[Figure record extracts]
:::::

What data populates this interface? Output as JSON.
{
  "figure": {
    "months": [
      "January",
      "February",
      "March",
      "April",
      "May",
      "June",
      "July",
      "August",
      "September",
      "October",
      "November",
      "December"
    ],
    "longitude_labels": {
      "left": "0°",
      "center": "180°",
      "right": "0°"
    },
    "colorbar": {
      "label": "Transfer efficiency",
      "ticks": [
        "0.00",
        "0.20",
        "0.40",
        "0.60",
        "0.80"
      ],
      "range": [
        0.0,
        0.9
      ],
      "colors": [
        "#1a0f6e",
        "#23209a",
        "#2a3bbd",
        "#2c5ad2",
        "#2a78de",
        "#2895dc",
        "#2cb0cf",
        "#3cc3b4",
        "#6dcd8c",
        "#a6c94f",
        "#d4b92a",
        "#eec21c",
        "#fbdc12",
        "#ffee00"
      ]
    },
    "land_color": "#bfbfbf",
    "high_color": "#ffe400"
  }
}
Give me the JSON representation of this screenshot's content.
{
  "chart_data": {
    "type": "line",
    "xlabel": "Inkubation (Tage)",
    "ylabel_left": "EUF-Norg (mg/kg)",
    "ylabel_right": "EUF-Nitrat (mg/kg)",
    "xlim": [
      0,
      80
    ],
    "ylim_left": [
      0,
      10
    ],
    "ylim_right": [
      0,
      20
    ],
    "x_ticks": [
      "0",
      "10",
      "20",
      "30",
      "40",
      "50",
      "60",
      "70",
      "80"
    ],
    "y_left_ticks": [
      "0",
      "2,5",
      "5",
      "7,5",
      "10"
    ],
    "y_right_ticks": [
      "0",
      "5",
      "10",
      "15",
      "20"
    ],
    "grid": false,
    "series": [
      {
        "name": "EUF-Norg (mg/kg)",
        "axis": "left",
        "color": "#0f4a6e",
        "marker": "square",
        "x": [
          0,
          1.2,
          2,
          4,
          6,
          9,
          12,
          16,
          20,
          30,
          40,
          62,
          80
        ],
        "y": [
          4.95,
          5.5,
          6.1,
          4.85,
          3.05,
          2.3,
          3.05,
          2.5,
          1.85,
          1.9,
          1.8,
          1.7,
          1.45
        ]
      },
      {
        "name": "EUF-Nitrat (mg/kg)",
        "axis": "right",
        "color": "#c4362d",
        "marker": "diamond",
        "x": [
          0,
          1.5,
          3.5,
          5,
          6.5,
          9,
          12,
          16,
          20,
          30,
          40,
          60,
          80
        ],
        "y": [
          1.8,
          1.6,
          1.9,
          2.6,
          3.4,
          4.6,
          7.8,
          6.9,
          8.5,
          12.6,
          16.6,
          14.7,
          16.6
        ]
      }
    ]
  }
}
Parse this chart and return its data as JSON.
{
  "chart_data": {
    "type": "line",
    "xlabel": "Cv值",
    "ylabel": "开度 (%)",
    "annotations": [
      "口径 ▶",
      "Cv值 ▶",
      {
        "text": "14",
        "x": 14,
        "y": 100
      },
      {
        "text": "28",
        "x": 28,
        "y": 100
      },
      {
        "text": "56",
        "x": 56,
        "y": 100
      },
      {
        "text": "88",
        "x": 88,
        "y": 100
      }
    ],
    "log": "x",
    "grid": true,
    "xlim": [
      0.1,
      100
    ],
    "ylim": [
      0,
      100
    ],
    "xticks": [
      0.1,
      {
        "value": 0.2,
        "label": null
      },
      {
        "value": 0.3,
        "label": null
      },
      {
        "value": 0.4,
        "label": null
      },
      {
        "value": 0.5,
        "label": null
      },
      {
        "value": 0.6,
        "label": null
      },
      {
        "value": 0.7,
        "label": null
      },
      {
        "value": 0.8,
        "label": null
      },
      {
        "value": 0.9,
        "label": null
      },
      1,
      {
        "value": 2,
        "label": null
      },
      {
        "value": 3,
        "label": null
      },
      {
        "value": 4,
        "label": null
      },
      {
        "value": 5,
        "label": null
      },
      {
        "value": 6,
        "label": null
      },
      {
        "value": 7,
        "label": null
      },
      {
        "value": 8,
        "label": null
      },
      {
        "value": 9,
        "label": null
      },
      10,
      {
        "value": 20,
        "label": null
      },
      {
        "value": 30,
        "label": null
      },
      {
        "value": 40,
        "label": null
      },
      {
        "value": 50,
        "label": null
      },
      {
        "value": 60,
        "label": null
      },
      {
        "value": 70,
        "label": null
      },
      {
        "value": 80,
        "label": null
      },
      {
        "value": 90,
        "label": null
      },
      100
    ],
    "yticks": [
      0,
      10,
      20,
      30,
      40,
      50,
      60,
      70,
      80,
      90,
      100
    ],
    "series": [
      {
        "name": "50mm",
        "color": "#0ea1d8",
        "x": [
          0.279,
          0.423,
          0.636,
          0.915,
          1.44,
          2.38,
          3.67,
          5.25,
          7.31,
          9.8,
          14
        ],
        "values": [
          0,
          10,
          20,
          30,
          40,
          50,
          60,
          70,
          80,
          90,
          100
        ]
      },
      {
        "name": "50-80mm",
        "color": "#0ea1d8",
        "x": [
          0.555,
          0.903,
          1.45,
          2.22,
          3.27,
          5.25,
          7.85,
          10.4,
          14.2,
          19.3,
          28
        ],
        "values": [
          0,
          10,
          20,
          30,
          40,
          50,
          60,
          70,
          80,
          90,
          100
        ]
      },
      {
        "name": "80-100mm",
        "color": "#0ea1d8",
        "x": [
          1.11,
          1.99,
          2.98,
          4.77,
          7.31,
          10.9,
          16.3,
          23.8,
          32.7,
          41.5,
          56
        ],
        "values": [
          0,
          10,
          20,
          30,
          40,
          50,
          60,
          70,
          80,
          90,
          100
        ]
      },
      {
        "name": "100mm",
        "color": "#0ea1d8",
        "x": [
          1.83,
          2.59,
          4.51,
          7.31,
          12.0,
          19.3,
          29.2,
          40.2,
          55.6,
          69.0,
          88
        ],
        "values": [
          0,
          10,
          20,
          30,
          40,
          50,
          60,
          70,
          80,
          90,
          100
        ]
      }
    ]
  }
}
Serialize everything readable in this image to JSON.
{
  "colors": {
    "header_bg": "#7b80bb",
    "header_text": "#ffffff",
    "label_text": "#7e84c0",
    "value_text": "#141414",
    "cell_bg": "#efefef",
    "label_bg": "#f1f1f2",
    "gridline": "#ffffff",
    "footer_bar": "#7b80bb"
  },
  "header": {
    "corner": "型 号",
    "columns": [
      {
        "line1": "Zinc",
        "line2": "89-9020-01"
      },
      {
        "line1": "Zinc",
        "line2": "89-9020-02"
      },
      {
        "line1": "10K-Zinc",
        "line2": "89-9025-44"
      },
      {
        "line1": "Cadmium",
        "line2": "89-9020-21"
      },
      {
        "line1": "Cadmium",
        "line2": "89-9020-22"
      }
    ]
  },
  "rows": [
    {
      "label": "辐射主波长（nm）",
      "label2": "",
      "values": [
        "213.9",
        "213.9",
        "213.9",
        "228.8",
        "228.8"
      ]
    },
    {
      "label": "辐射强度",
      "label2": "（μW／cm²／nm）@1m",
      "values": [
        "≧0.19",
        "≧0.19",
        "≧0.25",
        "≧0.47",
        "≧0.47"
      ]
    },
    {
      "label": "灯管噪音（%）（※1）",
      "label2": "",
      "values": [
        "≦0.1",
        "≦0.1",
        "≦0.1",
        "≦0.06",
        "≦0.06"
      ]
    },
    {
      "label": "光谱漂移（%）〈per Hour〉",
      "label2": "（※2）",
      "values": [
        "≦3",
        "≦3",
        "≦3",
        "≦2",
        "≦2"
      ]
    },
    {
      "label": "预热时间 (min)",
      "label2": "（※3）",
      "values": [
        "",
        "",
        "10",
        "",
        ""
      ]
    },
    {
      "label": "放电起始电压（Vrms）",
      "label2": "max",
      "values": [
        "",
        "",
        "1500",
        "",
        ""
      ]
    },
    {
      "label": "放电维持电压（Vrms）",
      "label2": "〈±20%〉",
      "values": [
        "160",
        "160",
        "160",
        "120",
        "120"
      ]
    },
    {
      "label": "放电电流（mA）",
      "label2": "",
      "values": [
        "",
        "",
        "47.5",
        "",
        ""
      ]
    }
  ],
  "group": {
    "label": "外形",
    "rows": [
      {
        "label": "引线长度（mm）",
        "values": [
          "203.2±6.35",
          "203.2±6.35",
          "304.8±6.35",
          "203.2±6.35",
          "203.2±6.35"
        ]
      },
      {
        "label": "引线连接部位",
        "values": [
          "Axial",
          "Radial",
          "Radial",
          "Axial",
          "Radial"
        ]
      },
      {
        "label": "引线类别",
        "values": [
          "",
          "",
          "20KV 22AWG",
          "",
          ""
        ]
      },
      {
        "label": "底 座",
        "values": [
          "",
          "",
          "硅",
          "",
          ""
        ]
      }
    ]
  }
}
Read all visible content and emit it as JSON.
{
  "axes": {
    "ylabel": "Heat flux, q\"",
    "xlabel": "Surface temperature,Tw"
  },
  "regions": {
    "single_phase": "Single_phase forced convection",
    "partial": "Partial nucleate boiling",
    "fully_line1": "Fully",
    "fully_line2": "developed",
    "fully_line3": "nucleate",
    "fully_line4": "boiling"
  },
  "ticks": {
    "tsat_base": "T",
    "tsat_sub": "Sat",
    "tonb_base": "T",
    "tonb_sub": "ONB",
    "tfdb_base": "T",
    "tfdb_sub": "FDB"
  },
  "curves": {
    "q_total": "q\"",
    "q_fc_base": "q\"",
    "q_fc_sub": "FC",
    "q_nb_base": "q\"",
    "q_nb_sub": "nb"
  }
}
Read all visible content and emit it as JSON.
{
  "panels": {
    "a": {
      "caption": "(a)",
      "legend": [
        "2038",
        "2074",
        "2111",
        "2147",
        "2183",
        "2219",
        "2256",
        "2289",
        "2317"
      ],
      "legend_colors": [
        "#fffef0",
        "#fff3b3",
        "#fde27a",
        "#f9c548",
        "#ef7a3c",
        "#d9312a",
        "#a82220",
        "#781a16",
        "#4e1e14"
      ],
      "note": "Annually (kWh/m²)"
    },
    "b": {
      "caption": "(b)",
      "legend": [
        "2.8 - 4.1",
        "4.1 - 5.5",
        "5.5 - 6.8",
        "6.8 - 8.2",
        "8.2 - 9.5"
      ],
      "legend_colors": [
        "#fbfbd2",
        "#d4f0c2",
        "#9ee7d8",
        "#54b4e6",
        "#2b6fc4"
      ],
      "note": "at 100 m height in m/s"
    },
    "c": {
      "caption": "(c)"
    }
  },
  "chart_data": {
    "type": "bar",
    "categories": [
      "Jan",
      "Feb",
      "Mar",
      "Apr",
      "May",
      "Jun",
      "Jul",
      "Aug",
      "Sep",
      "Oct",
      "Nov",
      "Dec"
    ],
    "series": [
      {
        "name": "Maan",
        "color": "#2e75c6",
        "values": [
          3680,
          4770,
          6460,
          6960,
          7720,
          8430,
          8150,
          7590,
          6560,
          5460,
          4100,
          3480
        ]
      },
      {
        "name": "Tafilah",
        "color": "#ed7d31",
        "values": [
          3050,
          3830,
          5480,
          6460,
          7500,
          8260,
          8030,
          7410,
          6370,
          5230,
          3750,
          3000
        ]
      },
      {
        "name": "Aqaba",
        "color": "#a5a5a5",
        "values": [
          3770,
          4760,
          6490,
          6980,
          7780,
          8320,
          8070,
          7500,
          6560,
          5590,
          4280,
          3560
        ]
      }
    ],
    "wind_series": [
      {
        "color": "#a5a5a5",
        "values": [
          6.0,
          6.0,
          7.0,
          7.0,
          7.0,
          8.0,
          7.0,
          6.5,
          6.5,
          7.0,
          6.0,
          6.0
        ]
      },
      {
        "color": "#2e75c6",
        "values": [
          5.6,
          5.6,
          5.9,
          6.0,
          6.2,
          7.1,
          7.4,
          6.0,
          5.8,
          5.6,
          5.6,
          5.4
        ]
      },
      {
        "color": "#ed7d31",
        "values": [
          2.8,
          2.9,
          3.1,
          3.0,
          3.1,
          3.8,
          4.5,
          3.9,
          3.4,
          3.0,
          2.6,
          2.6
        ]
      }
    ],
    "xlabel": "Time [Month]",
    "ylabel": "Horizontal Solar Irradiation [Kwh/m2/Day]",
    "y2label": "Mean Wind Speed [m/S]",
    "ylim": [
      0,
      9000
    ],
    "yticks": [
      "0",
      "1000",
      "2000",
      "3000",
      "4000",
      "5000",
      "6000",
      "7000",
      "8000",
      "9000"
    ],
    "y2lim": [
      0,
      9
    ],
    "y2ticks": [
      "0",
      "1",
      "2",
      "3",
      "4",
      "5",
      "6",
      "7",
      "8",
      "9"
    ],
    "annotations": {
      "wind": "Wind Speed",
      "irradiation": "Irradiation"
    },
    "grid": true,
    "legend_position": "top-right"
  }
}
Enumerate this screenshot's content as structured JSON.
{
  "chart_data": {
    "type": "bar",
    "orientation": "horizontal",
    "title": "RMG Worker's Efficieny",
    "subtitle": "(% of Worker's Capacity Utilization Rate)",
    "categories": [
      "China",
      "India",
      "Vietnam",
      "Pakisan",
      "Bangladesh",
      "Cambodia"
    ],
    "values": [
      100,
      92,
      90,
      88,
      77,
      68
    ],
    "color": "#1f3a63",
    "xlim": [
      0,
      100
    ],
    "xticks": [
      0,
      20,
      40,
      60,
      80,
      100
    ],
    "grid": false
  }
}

:::::

Exercise aim: Output exactly the lines above, from the one holding "Enumerate this screenshot's" through the end of the data, including the first and last.

Solution:
Enumerate this screenshot's content as structured JSON.
{
  "chart_data": {
    "type": "bar",
    "orientation": "horizontal",
    "title": "RMG Worker's Efficieny",
    "subtitle": "(% of Worker's Capacity Utilization Rate)",
    "categories": [
      "China",
      "India",
      "Vietnam",
      "Pakisan",
      "Bangladesh",
      "Cambodia"
    ],
    "values": [
      100,
      92,
      90,
      88,
      77,
      68
    ],
    "color": "#1f3a63",
    "xlim": [
      0,
      100
    ],
    "xticks": [
      0,
      20,
      40,
      60,
      80,
      100
    ],
    "grid": false
  }
}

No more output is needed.